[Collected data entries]

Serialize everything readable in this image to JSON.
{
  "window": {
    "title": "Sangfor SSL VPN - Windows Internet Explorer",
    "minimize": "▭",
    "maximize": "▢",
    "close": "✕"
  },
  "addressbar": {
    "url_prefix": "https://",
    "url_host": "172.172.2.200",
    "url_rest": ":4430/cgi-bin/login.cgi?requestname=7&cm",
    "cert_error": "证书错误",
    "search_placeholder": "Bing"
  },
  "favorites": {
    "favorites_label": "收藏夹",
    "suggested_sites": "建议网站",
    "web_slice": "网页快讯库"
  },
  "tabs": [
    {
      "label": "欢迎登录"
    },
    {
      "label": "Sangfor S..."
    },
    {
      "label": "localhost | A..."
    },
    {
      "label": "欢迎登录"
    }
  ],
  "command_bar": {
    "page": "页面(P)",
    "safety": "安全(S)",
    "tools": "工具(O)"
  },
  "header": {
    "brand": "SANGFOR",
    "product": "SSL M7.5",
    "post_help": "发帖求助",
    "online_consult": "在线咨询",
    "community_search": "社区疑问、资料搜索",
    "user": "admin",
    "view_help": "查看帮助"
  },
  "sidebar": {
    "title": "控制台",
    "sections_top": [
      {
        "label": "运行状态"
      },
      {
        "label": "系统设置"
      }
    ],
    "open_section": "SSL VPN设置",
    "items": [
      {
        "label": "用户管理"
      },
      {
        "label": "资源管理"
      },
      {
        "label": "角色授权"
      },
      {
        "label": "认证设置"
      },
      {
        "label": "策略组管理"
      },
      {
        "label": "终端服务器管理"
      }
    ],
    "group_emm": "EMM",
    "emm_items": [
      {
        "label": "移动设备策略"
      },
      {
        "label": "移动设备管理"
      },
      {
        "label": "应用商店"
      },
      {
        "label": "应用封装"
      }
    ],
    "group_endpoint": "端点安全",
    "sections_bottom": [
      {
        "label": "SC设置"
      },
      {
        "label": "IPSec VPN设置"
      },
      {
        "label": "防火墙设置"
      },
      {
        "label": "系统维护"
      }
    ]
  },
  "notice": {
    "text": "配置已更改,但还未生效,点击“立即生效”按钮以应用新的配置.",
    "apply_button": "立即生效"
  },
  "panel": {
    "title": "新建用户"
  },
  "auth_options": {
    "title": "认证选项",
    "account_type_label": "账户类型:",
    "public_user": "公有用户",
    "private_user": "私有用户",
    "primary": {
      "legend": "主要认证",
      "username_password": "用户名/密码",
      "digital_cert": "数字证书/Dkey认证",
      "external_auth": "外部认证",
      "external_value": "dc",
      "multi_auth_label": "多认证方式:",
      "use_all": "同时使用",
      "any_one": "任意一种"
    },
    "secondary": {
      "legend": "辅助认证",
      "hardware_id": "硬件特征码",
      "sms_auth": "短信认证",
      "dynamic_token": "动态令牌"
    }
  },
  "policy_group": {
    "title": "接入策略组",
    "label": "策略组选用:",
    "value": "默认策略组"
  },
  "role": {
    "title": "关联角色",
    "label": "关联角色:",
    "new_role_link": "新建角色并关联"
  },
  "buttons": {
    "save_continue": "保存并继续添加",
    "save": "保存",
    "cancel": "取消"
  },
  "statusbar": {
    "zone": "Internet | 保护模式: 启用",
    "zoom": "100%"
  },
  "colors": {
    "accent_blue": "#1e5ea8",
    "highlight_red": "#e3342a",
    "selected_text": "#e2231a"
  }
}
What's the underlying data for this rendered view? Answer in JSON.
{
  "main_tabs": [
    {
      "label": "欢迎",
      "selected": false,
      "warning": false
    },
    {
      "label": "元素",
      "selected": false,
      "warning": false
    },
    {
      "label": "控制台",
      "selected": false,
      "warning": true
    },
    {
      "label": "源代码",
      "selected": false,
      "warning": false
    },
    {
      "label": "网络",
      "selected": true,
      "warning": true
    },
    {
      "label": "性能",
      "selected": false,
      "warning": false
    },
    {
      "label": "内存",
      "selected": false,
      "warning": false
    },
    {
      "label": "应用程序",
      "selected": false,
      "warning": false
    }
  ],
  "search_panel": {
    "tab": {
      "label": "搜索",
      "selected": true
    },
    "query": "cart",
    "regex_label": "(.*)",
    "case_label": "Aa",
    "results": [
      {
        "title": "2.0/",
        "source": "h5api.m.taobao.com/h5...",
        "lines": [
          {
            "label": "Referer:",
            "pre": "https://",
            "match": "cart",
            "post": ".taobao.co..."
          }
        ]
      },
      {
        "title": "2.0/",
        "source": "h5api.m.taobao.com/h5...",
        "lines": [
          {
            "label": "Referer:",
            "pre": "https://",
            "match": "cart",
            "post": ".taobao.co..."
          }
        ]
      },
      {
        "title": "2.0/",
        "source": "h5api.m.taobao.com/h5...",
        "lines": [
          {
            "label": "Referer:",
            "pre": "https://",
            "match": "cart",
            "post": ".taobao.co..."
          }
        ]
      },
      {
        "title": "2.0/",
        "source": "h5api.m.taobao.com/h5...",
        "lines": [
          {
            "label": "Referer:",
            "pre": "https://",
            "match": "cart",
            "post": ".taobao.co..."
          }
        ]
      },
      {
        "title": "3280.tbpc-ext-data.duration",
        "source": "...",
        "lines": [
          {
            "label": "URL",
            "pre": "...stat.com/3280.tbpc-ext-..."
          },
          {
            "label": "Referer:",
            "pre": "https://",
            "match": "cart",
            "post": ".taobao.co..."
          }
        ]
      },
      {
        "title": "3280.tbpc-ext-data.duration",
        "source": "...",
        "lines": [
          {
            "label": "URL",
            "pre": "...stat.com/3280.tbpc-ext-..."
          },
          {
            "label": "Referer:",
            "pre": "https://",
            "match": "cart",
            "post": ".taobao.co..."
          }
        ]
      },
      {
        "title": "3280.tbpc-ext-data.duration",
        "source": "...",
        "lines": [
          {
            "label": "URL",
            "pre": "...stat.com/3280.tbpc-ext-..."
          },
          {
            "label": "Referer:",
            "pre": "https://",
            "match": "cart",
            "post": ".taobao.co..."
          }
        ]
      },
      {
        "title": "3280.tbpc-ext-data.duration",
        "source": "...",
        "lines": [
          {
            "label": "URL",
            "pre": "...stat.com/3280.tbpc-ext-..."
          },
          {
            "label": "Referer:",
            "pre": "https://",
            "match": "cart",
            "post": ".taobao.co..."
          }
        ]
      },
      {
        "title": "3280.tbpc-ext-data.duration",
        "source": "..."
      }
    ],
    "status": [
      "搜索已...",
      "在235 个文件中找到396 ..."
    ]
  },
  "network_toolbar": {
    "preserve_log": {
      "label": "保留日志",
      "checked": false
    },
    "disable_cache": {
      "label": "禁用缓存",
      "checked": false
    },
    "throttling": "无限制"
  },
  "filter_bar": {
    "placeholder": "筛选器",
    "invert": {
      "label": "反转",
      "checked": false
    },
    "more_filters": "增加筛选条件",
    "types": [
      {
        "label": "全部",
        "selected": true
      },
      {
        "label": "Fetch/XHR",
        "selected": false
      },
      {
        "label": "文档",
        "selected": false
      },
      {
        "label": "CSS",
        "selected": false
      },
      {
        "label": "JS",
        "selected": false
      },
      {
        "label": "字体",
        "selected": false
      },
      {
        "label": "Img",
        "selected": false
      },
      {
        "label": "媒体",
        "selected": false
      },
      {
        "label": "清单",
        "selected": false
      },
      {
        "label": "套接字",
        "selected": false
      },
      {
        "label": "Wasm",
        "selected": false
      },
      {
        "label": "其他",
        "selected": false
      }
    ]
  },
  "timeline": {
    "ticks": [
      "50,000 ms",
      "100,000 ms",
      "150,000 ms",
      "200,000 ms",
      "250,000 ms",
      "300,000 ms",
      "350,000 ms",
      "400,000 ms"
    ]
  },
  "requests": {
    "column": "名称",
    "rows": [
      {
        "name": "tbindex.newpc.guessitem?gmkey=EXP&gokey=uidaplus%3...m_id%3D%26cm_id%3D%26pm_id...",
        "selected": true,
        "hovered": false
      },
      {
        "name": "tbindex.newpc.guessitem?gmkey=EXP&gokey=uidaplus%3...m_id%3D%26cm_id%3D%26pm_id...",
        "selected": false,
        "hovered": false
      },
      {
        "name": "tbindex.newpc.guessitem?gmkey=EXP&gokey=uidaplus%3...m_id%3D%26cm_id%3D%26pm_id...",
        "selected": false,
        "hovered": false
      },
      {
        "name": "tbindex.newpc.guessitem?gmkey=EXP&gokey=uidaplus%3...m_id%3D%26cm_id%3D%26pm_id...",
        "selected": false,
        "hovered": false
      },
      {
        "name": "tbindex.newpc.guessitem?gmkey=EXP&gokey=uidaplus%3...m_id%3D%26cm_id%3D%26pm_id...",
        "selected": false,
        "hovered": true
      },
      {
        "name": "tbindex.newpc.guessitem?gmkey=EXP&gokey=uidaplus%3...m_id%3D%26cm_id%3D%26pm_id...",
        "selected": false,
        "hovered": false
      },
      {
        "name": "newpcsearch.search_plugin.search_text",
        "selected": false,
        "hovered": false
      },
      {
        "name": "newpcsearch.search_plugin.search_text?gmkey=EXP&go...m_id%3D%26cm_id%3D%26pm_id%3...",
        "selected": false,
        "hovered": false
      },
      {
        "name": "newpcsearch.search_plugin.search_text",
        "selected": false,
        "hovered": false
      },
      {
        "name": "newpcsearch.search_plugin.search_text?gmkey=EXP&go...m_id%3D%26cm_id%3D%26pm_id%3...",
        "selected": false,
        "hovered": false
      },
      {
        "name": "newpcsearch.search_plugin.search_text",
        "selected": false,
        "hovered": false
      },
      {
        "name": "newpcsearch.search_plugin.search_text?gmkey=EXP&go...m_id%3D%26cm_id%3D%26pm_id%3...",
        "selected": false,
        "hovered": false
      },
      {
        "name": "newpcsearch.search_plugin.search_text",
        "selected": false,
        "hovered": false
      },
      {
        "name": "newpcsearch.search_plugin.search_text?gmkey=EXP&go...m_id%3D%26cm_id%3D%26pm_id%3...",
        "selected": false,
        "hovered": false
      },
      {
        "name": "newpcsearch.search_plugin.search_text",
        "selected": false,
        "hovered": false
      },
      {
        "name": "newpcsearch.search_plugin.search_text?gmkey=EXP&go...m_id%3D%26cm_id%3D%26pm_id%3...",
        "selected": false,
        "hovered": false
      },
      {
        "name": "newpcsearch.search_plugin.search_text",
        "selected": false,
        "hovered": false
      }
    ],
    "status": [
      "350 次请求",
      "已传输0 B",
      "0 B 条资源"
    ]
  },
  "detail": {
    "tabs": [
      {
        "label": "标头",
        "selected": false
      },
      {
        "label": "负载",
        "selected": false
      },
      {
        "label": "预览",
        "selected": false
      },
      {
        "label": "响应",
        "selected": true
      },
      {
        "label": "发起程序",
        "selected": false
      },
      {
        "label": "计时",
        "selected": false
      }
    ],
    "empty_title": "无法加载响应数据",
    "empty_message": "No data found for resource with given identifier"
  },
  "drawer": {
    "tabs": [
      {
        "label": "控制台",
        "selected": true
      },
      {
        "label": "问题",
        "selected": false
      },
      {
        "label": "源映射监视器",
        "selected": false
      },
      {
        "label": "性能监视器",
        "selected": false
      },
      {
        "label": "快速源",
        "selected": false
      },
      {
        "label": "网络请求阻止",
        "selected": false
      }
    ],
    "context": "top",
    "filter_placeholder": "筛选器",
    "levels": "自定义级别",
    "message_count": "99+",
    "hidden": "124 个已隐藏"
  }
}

#### Problem statement
From the entries, report each line that includes the word "this".

#### Solution to the problem
Serialize everything readable in this image to JSON.
What's the underlying data for this rendered view? Answer in JSON.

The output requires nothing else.